▼
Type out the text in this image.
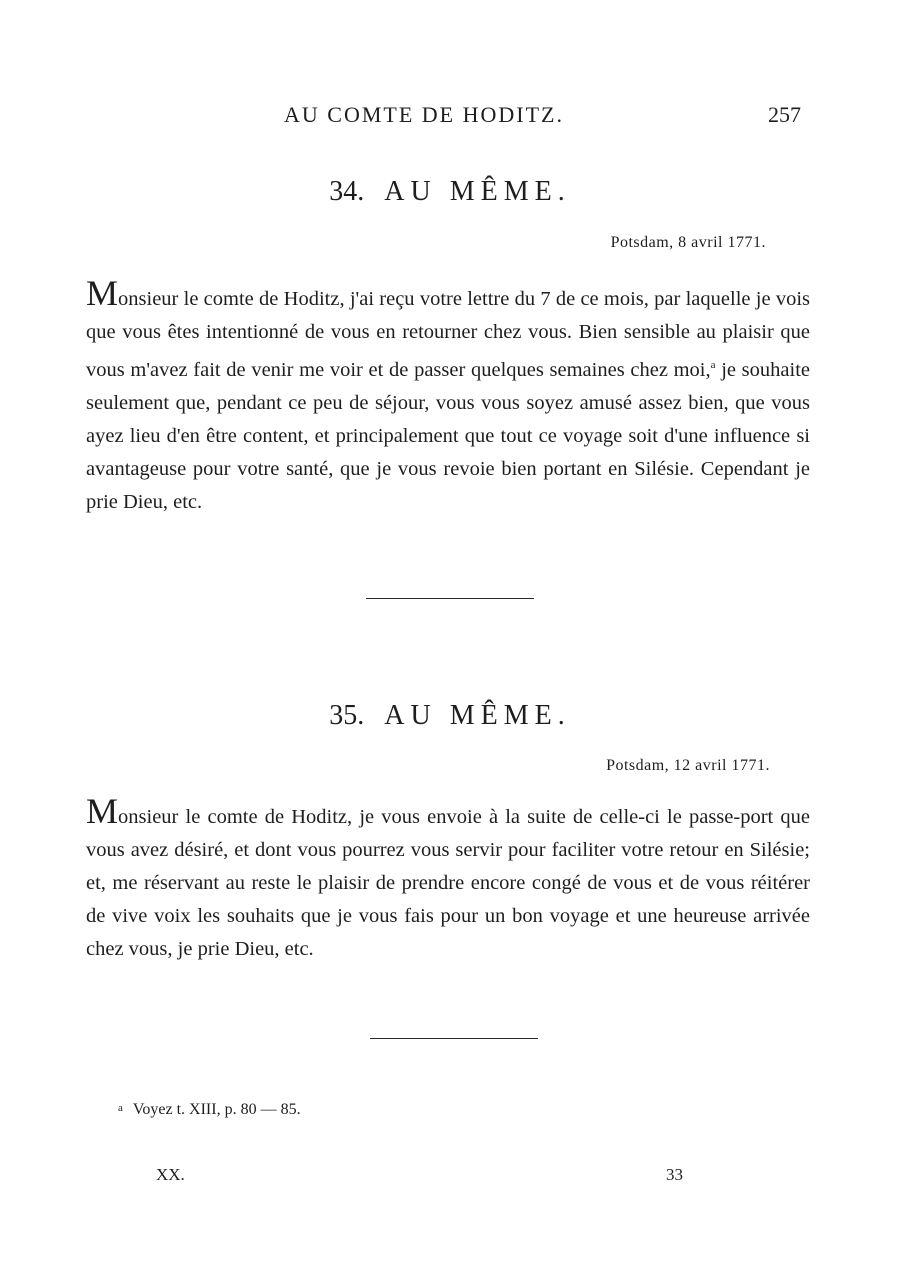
AU COMTE DE HODITZ.	257
34. AU MÊME.
Potsdam, 8 avril 1771.
Monsieur le comte de Hoditz, j'ai reçu votre lettre du 7 de ce mois, par laquelle je vois que vous êtes intentionné de vous en retourner chez vous. Bien sensible au plaisir que vous m'avez fait de venir me voir et de passer quelques semaines chez moi,$^a$ je souhaite seulement que, pendant ce peu de séjour, vous vous soyez amusé assez bien, que vous ayez lieu d'en être content, et principalement que tout ce voyage soit d'une influence si avantageuse pour votre santé, que je vous revoie bien portant en Silésie. Cependant je prie Dieu, etc.
35. AU MÊME.
Potsdam, 12 avril 1771.
Monsieur le comte de Hoditz, je vous envoie à la suite de celle-ci le passe-port que vous avez désiré, et dont vous pourrez vous servir pour faciliter votre retour en Silésie; et, me réservant au reste le plaisir de prendre encore congé de vous et de vous réitérer de vive voix les souhaits que je vous fais pour un bon voyage et une heureuse arrivée chez vous, je prie Dieu, etc.
a Voyez t. XIII, p. 80 — 85.
XX.	33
▲
Reproduce the entries above exactly. Do not include the images.

Type out the text in this image.
AU COMTE DE HODITZ.	257
34. AU MÊME.
Potsdam, 8 avril 1771.
Monsieur le comte de Hoditz, j'ai reçu votre lettre du 7 de ce mois, par laquelle je vois que vous êtes intentionné de vous en retourner chez vous. Bien sensible au plaisir que vous m'avez fait de venir me voir et de passer quelques semaines chez moi,$^a$ je souhaite seulement que, pendant ce peu de séjour, vous vous soyez amusé assez bien, que vous ayez lieu d'en être content, et principalement que tout ce voyage soit d'une influence si avantageuse pour votre santé, que je vous revoie bien portant en Silésie. Cependant je prie Dieu, etc.
35. AU MÊME.
Potsdam, 12 avril 1771.
Monsieur le comte de Hoditz, je vous envoie à la suite de celle-ci le passe-port que vous avez désiré, et dont vous pourrez vous servir pour faciliter votre retour en Silésie; et, me réservant au reste le plaisir de prendre encore congé de vous et de vous réitérer de vive voix les souhaits que je vous fais pour un bon voyage et une heureuse arrivée chez vous, je prie Dieu, etc.
a Voyez t. XIII, p. 80 — 85.
XX.	33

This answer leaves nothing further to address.